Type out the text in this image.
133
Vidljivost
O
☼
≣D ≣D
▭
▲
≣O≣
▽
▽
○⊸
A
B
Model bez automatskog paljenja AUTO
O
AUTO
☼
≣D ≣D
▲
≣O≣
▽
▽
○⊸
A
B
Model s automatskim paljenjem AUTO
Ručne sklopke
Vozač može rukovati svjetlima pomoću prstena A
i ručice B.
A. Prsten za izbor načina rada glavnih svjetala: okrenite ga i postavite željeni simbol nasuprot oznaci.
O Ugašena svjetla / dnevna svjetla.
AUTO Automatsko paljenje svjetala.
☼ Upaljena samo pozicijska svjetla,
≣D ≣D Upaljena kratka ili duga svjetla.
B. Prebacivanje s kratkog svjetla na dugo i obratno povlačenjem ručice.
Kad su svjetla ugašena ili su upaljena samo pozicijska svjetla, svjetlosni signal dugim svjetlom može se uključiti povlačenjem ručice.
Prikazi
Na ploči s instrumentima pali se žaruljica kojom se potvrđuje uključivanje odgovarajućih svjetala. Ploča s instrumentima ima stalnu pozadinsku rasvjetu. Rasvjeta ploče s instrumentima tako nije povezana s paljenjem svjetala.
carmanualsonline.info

=======

== TASK DIRECTIONS ==
Copy out every line in the entries above that holds "može".

== SOLUTION BELOW ==
Vozač može rukovati svjetlima pomoću prstena A
Kad su svjetla ugašena ili su upaljena samo pozicijska svjetla, svjetlosni signal dugim svjetlom može se uključiti povlačenjem ručice.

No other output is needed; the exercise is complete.